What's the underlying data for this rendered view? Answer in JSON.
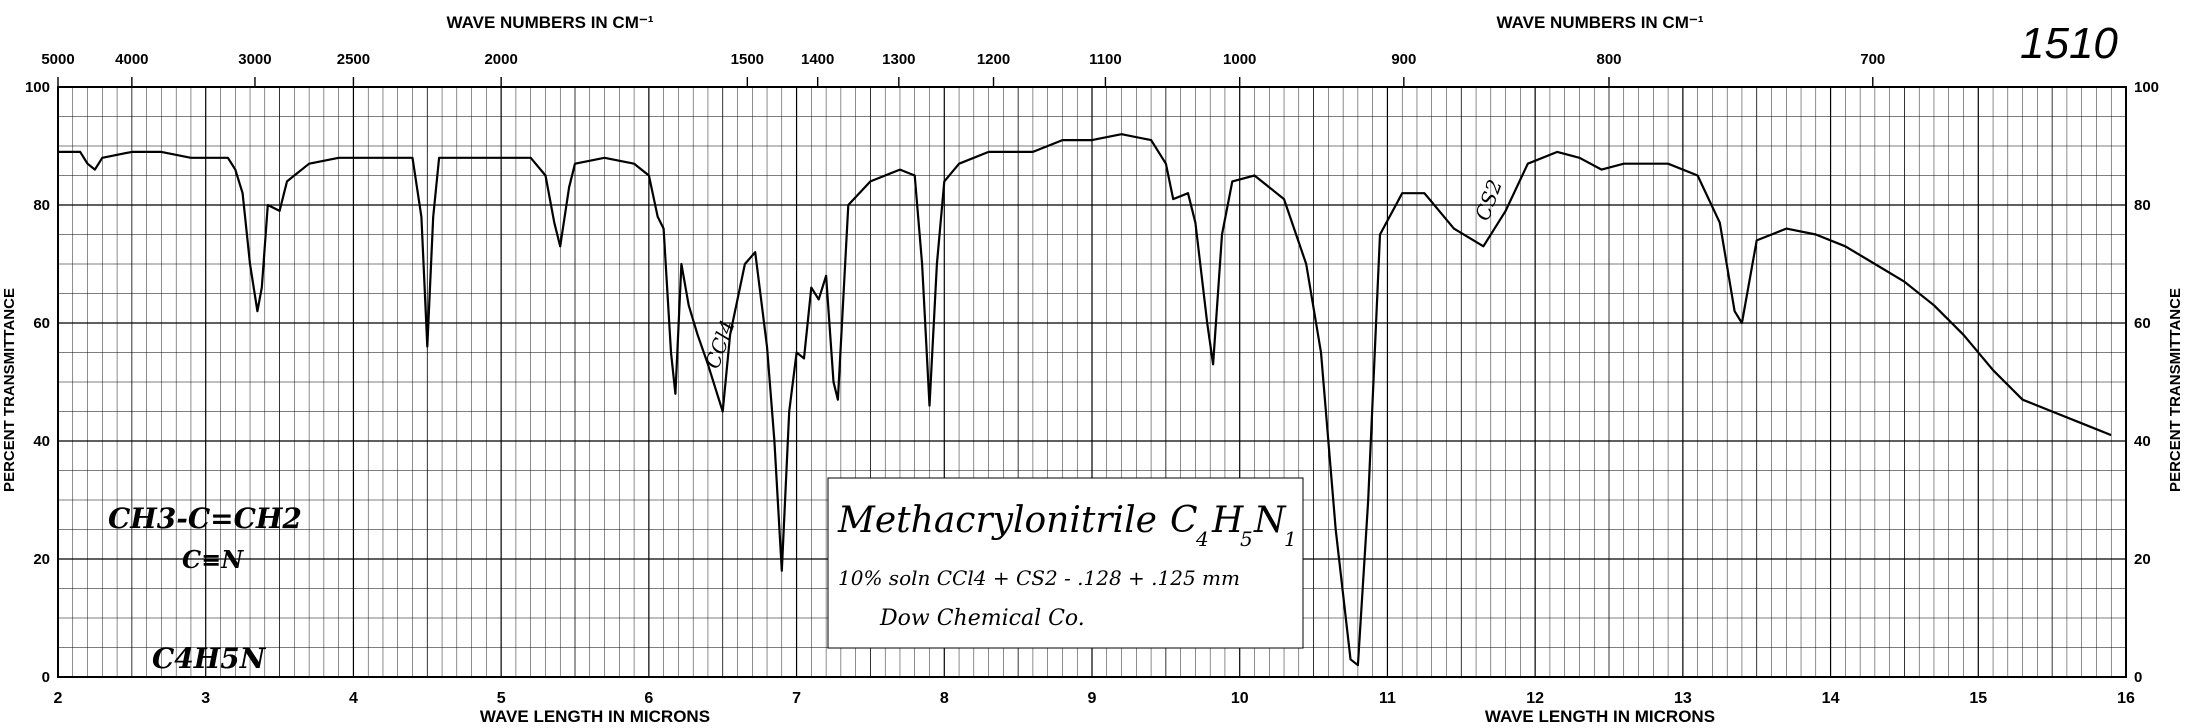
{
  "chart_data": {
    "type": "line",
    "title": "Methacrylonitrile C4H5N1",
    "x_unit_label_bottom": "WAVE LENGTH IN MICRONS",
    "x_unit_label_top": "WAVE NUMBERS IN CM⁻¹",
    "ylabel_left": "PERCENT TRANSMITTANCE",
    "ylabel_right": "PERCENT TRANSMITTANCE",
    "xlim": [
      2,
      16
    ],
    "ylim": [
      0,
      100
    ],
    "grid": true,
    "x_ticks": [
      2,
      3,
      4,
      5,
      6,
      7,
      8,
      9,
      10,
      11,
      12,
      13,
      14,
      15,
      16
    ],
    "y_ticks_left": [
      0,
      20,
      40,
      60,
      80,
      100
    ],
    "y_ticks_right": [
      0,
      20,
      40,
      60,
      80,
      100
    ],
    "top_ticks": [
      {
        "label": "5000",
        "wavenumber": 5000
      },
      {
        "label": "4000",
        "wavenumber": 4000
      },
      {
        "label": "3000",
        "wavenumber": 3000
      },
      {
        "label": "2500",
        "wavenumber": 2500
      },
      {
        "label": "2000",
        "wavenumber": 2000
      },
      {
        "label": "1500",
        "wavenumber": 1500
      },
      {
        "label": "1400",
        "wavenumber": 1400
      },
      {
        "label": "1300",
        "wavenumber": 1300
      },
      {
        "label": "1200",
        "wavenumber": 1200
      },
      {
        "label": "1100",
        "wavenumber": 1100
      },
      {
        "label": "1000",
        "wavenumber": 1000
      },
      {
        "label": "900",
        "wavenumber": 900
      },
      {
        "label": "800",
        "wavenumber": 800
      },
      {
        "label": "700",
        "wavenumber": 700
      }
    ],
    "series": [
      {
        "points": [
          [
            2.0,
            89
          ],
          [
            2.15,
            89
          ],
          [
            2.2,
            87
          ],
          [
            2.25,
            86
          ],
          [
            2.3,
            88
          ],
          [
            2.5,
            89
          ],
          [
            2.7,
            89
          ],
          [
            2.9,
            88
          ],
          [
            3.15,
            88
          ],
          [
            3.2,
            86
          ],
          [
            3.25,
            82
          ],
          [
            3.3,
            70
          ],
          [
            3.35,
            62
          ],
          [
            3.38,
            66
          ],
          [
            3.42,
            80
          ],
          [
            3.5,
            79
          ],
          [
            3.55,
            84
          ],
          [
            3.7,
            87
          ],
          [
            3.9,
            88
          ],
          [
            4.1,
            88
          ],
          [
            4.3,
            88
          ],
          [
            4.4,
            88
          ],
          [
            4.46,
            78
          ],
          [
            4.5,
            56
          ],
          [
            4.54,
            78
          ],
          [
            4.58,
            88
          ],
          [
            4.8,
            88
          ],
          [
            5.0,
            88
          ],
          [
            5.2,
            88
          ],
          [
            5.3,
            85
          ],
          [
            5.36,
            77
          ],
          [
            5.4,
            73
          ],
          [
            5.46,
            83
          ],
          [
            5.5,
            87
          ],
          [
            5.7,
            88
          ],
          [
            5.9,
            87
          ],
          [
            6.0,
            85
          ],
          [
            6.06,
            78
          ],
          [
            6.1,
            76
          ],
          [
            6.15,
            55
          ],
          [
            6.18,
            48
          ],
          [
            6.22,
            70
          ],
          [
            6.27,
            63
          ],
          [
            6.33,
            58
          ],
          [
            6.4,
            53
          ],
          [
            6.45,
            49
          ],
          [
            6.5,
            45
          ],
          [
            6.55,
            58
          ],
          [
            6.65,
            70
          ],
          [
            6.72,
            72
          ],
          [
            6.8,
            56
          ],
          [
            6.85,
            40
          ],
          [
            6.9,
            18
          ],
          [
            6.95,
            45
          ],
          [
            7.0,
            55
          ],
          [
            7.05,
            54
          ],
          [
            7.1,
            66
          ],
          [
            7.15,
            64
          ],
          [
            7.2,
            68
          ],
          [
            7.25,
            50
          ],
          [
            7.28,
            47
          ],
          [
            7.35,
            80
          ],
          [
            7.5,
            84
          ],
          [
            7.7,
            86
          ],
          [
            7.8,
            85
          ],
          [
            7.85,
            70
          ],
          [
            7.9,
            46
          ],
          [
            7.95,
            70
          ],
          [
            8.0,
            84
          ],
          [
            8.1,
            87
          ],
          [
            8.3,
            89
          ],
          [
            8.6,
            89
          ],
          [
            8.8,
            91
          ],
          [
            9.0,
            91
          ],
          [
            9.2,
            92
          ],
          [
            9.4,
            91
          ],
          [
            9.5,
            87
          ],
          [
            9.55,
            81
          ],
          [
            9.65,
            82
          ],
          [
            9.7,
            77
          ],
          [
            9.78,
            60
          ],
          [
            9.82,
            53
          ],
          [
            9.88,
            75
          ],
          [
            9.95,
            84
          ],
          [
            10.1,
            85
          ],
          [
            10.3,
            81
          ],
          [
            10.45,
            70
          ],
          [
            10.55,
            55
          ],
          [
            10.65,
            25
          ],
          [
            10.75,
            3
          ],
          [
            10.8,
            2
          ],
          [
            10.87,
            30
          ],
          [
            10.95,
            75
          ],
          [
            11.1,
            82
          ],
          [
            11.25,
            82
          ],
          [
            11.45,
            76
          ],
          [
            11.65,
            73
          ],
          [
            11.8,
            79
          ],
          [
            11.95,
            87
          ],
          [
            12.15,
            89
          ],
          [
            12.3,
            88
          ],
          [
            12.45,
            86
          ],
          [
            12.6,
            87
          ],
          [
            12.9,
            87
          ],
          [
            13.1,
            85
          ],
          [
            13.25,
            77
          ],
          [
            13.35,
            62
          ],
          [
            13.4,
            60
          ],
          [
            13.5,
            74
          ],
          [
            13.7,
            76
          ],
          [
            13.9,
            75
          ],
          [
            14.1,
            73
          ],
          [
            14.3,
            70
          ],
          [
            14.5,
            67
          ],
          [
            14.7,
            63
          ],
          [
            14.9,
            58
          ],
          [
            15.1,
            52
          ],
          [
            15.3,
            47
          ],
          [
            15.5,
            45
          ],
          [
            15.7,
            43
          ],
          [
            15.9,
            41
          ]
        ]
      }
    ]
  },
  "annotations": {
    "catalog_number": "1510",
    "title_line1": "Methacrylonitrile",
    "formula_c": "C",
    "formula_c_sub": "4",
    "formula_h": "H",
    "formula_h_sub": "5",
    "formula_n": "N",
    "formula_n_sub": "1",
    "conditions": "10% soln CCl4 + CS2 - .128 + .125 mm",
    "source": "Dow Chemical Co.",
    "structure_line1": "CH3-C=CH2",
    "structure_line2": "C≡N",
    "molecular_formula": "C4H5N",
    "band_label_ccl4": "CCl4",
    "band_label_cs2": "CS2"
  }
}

========================

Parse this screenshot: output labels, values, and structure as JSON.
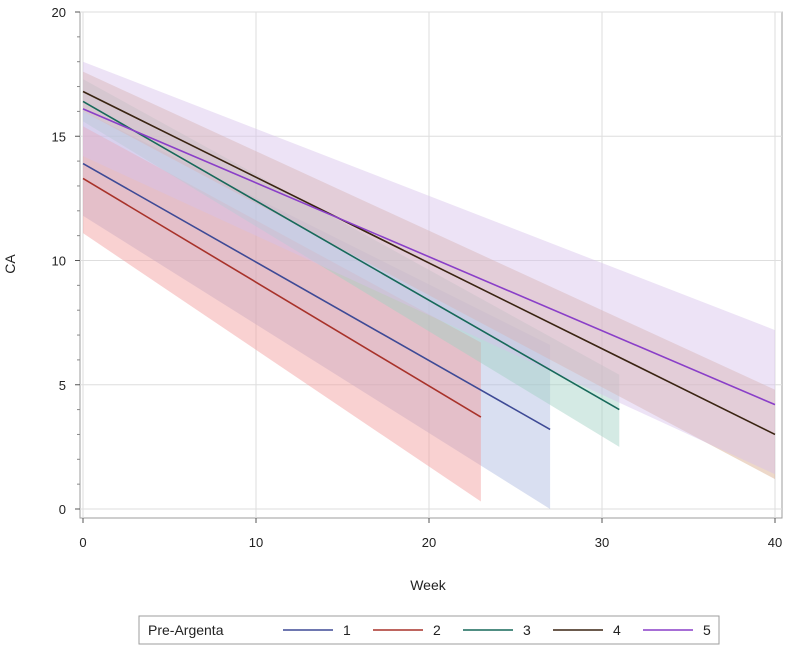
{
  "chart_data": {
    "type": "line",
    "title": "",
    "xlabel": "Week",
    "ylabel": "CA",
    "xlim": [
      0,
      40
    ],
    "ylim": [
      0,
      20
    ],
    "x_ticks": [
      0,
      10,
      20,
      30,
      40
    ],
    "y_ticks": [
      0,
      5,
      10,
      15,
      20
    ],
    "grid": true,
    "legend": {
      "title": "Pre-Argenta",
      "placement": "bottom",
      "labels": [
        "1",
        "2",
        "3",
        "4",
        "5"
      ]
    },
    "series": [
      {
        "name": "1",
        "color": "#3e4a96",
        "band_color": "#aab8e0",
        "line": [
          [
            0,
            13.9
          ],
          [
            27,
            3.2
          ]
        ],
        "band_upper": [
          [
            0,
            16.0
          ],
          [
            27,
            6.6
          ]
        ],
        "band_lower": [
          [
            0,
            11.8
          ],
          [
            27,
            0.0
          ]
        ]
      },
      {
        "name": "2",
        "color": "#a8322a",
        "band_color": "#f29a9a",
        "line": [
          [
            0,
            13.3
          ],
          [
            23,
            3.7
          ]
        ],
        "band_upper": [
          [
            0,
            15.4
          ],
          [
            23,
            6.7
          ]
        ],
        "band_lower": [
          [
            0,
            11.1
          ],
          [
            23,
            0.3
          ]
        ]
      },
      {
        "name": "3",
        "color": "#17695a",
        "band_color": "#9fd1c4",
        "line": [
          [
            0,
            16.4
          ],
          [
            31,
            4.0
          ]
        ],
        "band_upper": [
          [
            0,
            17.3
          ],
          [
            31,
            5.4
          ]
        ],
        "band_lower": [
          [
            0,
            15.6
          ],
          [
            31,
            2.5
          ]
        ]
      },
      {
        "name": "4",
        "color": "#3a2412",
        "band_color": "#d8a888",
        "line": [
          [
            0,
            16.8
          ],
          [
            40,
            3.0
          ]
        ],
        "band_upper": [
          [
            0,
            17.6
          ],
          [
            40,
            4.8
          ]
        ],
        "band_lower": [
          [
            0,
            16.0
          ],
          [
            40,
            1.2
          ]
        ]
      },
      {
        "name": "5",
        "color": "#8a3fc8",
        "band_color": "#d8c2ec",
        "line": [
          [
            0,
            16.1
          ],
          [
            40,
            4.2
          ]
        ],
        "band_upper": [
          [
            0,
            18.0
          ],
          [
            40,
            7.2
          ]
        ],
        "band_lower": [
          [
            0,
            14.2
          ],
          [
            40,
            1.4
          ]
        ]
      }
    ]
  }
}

========================

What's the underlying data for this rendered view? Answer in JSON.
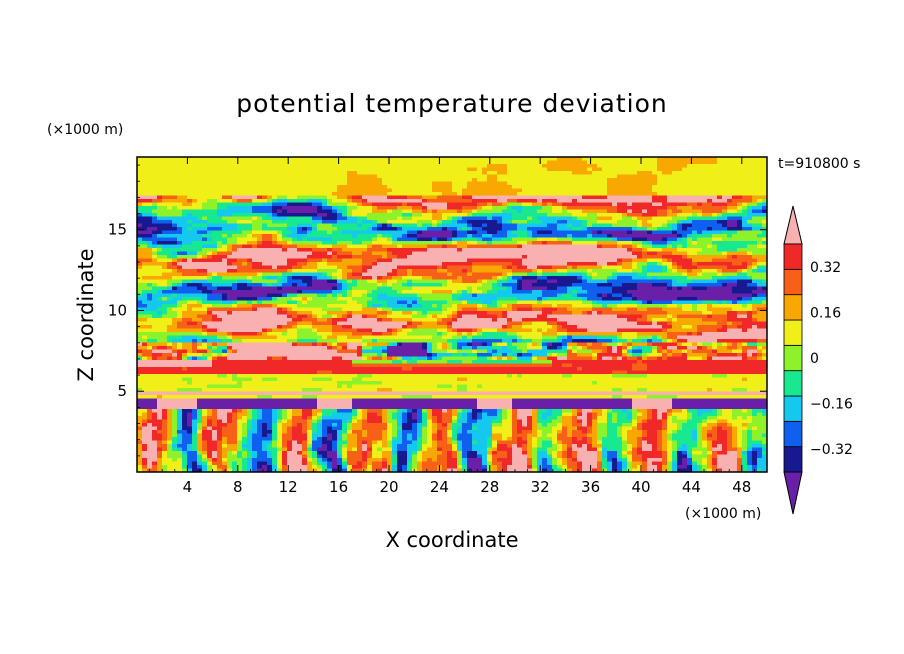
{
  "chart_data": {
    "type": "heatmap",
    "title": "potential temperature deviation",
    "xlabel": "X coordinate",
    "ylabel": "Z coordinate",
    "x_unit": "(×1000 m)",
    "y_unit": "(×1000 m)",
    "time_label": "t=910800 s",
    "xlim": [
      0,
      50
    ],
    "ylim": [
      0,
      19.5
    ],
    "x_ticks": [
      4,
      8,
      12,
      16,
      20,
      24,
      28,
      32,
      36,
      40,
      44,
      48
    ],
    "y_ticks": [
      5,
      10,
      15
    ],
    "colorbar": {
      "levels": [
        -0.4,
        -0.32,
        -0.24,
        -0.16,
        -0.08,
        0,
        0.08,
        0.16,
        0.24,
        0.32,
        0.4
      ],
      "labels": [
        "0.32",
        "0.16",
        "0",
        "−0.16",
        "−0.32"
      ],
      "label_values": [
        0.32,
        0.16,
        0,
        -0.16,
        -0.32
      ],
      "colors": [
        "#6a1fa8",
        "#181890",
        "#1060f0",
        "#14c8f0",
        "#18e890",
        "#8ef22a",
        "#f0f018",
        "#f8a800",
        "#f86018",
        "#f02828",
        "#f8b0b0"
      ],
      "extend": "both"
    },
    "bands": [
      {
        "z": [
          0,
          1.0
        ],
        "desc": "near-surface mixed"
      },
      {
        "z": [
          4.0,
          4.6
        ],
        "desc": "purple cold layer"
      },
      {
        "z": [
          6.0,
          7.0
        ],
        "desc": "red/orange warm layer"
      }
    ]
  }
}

========================

_Instructions to follow_:
In the records above, how many lines include the string "coordinate"? Answer with only the number.

_Problem solution_:
2